▶ [WRITTEN TASK]
Only lines with the word "this" are needed; collect each of them from the listing below.

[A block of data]
§ §
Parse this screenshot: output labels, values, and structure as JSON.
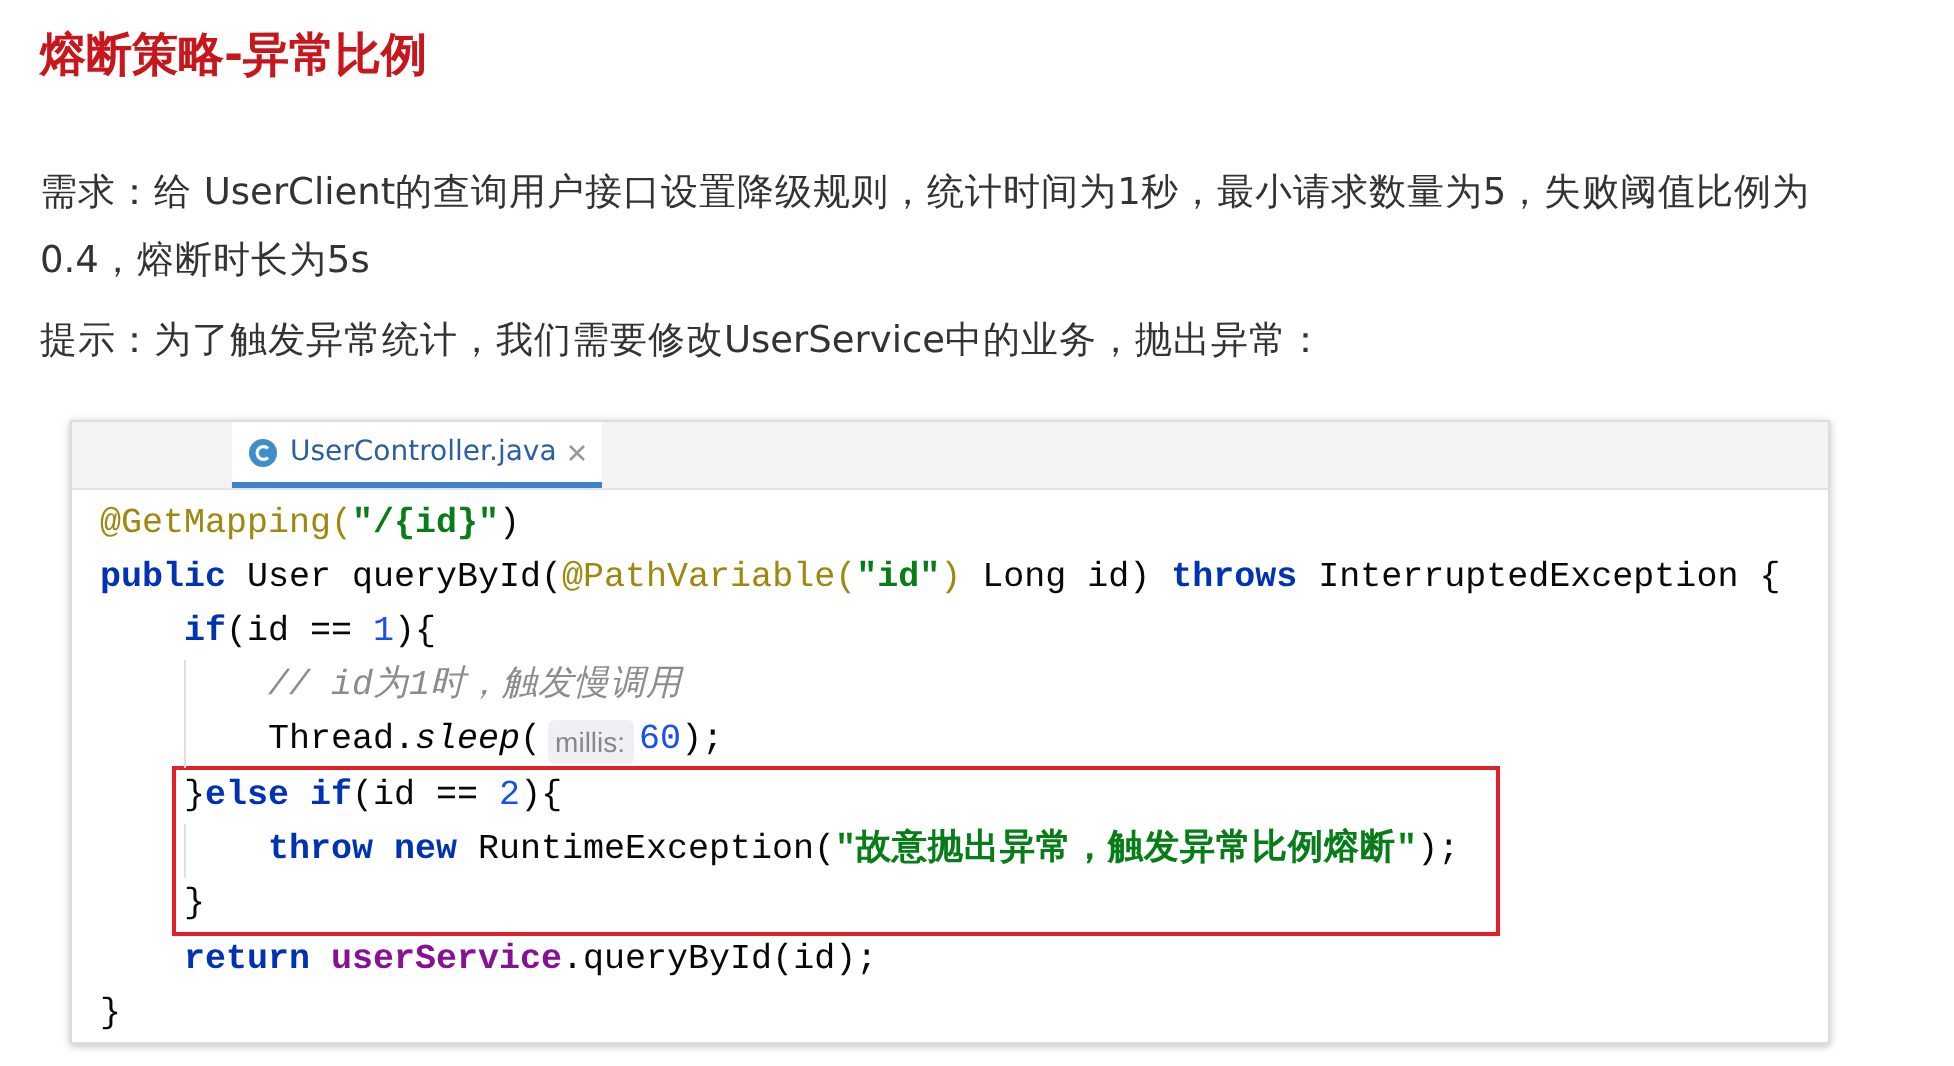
{
  "title": "熔断策略-异常比例",
  "paragraphs": [
    {
      "text": "需求：给 UserClient的查询用户接口设置降级规则，统计时间为1秒，最小请求数量为5，失败阈值比例为0.4，熔断时长为5s"
    },
    {
      "text": "提示：为了触发异常统计，我们需要修改UserService中的业务，抛出异常："
    }
  ],
  "editor": {
    "tabs": [
      {
        "label": "UserController.java",
        "selected": true
      }
    ],
    "lines": [
      {
        "highlighted": false,
        "tokens": [
          {
            "kind": "annotation",
            "text": "@GetMapping("
          },
          {
            "kind": "string",
            "text": "\"/{id}\""
          },
          {
            "kind": "plain",
            "text": ")"
          }
        ]
      },
      {
        "highlighted": false,
        "tokens": [
          {
            "kind": "keyword",
            "text": "public"
          },
          {
            "kind": "plain",
            "text": " User queryById("
          },
          {
            "kind": "annotation",
            "text": "@PathVariable("
          },
          {
            "kind": "string",
            "text": "\"id\""
          },
          {
            "kind": "annotation",
            "text": ")"
          },
          {
            "kind": "plain",
            "text": " Long id) "
          },
          {
            "kind": "keyword",
            "text": "throws"
          },
          {
            "kind": "plain",
            "text": " InterruptedException {"
          }
        ],
        "children": [
          {
            "highlighted": false,
            "tokens": [
              {
                "kind": "keyword",
                "text": "if"
              },
              {
                "kind": "plain",
                "text": "(id == "
              },
              {
                "kind": "number",
                "text": "1"
              },
              {
                "kind": "plain",
                "text": "){"
              }
            ],
            "children": [
              {
                "highlighted": false,
                "tokens": [
                  {
                    "kind": "comment",
                    "text": "// id为1时，触发慢调用"
                  }
                ]
              },
              {
                "highlighted": false,
                "tokens": [
                  {
                    "kind": "plain",
                    "text": "Thread."
                  },
                  {
                    "kind": "method",
                    "text": "sleep"
                  },
                  {
                    "kind": "plain",
                    "text": "("
                  },
                  {
                    "kind": "hint",
                    "text": "millis:"
                  },
                  {
                    "kind": "number",
                    "text": "60"
                  },
                  {
                    "kind": "plain",
                    "text": ");"
                  }
                ]
              }
            ]
          },
          {
            "highlighted": true,
            "tokens": [
              {
                "kind": "plain",
                "text": "}"
              },
              {
                "kind": "keyword",
                "text": "else if"
              },
              {
                "kind": "plain",
                "text": "(id == "
              },
              {
                "kind": "number",
                "text": "2"
              },
              {
                "kind": "plain",
                "text": "){"
              }
            ],
            "children": [
              {
                "highlighted": true,
                "tokens": [
                  {
                    "kind": "keyword",
                    "text": "throw new"
                  },
                  {
                    "kind": "plain",
                    "text": " RuntimeException("
                  },
                  {
                    "kind": "string",
                    "text": "\"故意抛出异常，触发异常比例熔断\""
                  },
                  {
                    "kind": "plain",
                    "text": ");"
                  }
                ]
              }
            ]
          },
          {
            "highlighted": true,
            "tokens": [
              {
                "kind": "plain",
                "text": "}"
              }
            ]
          },
          {
            "highlighted": false,
            "tokens": [
              {
                "kind": "keyword",
                "text": "return"
              },
              {
                "kind": "field",
                "text": " userService"
              },
              {
                "kind": "plain",
                "text": ".queryById(id);"
              }
            ]
          }
        ]
      },
      {
        "highlighted": false,
        "tokens": [
          {
            "kind": "plain",
            "text": "}"
          }
        ]
      }
    ]
  }
}
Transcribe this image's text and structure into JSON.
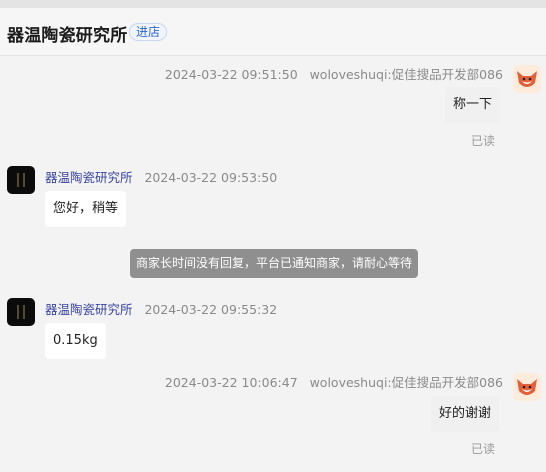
{
  "header": {
    "shop_name": "器温陶瓷研究所",
    "enter_store": "进店"
  },
  "messages": [
    {
      "timestamp": "2024-03-22 09:51:50",
      "sender": "woloveshuqi:促佳搜品开发部086",
      "text": "称一下",
      "read_status": "已读"
    },
    {
      "timestamp": "2024-03-22 09:53:50",
      "sender": "器温陶瓷研究所",
      "text": "您好，稍等"
    },
    {
      "system_notice": "商家长时间没有回复，平台已通知商家，请耐心等待"
    },
    {
      "timestamp": "2024-03-22 09:55:32",
      "sender": "器温陶瓷研究所",
      "text": "0.15kg"
    },
    {
      "timestamp": "2024-03-22 10:06:47",
      "sender": "woloveshuqi:促佳搜品开发部086",
      "text": "好的谢谢",
      "read_status": "已读"
    }
  ],
  "colors": {
    "accent_link": "#2f67c8",
    "seller_name": "#3a45a0",
    "system_toast_bg": "#8f8f8f",
    "background": "#f3f3f3"
  }
}
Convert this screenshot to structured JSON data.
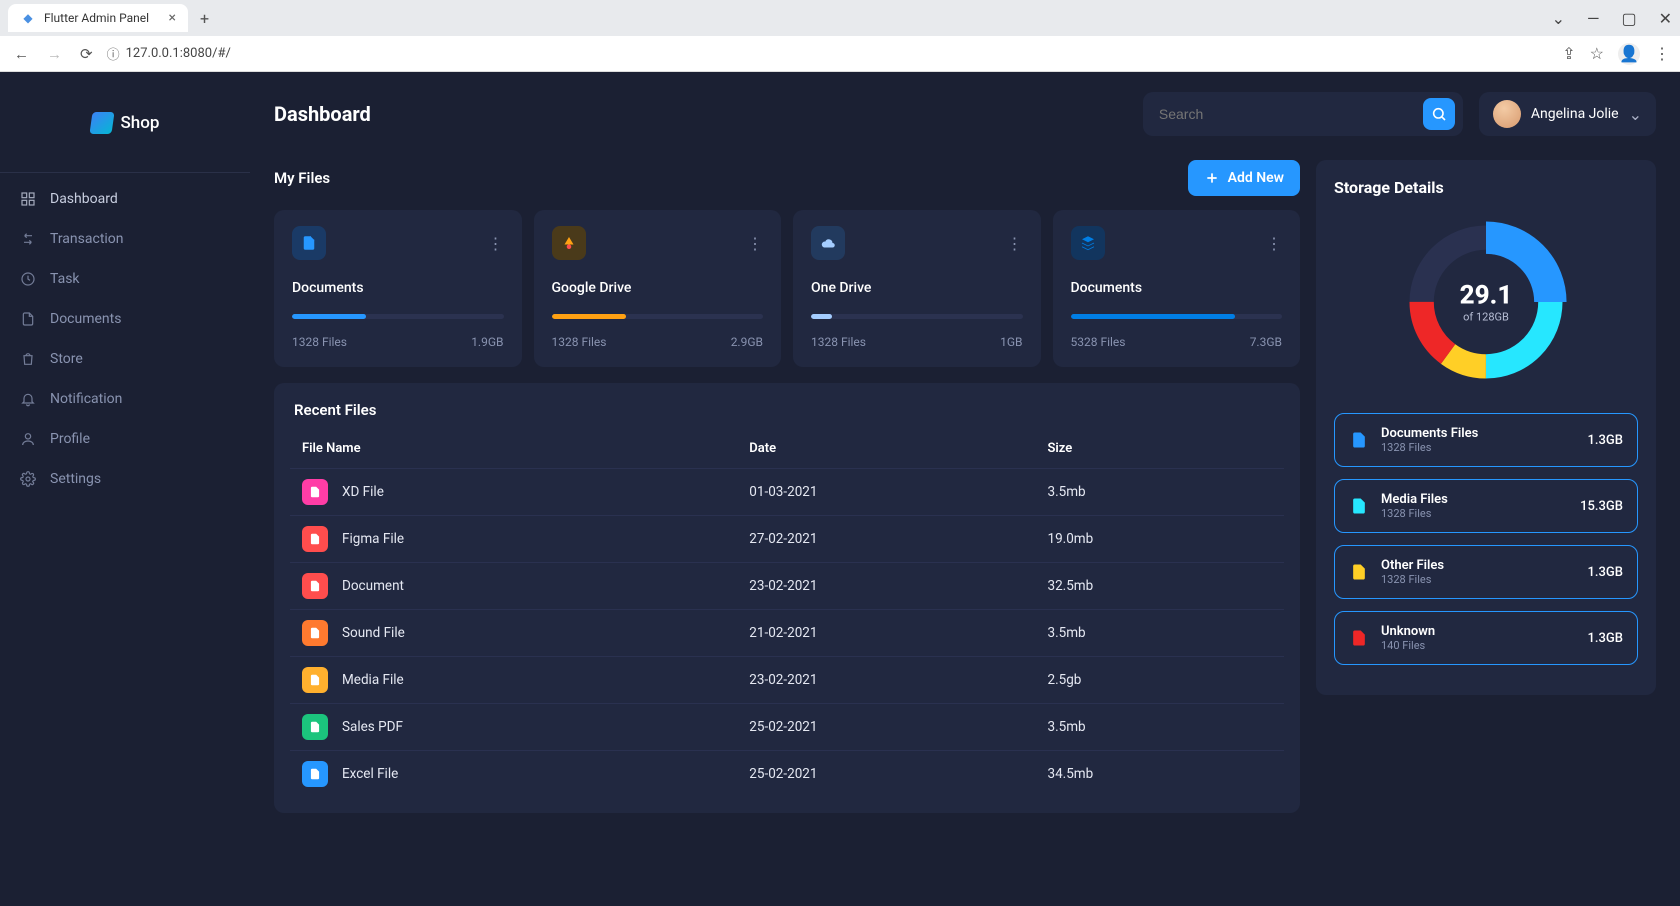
{
  "browser": {
    "tab_title": "Flutter Admin Panel",
    "url": "127.0.0.1:8080/#/"
  },
  "brand": "Shop",
  "nav": [
    {
      "label": "Dashboard",
      "icon": "grid"
    },
    {
      "label": "Transaction",
      "icon": "swap"
    },
    {
      "label": "Task",
      "icon": "clock"
    },
    {
      "label": "Documents",
      "icon": "file"
    },
    {
      "label": "Store",
      "icon": "bag"
    },
    {
      "label": "Notification",
      "icon": "bell"
    },
    {
      "label": "Profile",
      "icon": "user"
    },
    {
      "label": "Settings",
      "icon": "gear"
    }
  ],
  "header": {
    "title": "Dashboard",
    "search_placeholder": "Search",
    "user": "Angelina Jolie"
  },
  "myfiles": {
    "title": "My Files",
    "add_label": "Add New",
    "cards": [
      {
        "title": "Documents",
        "files": "1328 Files",
        "size": "1.9GB",
        "progress": 35,
        "color": "#2697ff",
        "bg": "#1a3a66"
      },
      {
        "title": "Google Drive",
        "files": "1328 Files",
        "size": "2.9GB",
        "progress": 35,
        "color": "#ffa113",
        "bg": "#4a3a1a"
      },
      {
        "title": "One Drive",
        "files": "1328 Files",
        "size": "1GB",
        "progress": 10,
        "color": "#a4cdff",
        "bg": "#223a5e"
      },
      {
        "title": "Documents",
        "files": "5328 Files",
        "size": "7.3GB",
        "progress": 78,
        "color": "#007ee5",
        "bg": "#12355e"
      }
    ]
  },
  "recent": {
    "title": "Recent Files",
    "headers": [
      "File Name",
      "Date",
      "Size"
    ],
    "rows": [
      {
        "name": "XD File",
        "date": "01-03-2021",
        "size": "3.5mb",
        "color": "#ff3da6"
      },
      {
        "name": "Figma File",
        "date": "27-02-2021",
        "size": "19.0mb",
        "color": "#ff4d4d"
      },
      {
        "name": "Document",
        "date": "23-02-2021",
        "size": "32.5mb",
        "color": "#ff4d4d"
      },
      {
        "name": "Sound File",
        "date": "21-02-2021",
        "size": "3.5mb",
        "color": "#ff7a2f"
      },
      {
        "name": "Media File",
        "date": "23-02-2021",
        "size": "2.5gb",
        "color": "#ffb02e"
      },
      {
        "name": "Sales PDF",
        "date": "25-02-2021",
        "size": "3.5mb",
        "color": "#1bc47d"
      },
      {
        "name": "Excel File",
        "date": "25-02-2021",
        "size": "34.5mb",
        "color": "#2697ff"
      }
    ]
  },
  "storage": {
    "title": "Storage Details",
    "center_value": "29.1",
    "center_sub": "of 128GB",
    "items": [
      {
        "name": "Documents Files",
        "count": "1328 Files",
        "size": "1.3GB",
        "color": "#2697ff"
      },
      {
        "name": "Media Files",
        "count": "1328 Files",
        "size": "15.3GB",
        "color": "#26e7ff"
      },
      {
        "name": "Other Files",
        "count": "1328 Files",
        "size": "1.3GB",
        "color": "#ffcf26"
      },
      {
        "name": "Unknown",
        "count": "140 Files",
        "size": "1.3GB",
        "color": "#ee2727"
      }
    ]
  },
  "chart_data": {
    "type": "pie",
    "title": "Storage Details",
    "series": [
      {
        "name": "Documents Files",
        "value": 25,
        "color": "#2697ff"
      },
      {
        "name": "Media Files",
        "value": 25,
        "color": "#26e7ff"
      },
      {
        "name": "Other Files",
        "value": 10,
        "color": "#ffcf26"
      },
      {
        "name": "Unknown",
        "value": 15,
        "color": "#ee2727"
      },
      {
        "name": "Free",
        "value": 25,
        "color": "#2a3150"
      }
    ],
    "center_value": 29.1,
    "center_label": "of 128GB"
  }
}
§ §
▶ [TASK SOLUTION]
Parse this screenshot: output labels, values, and structure as JSON.
Transcribe this image's text and structure into JSON.
Convert this screenshot to structured JSON data.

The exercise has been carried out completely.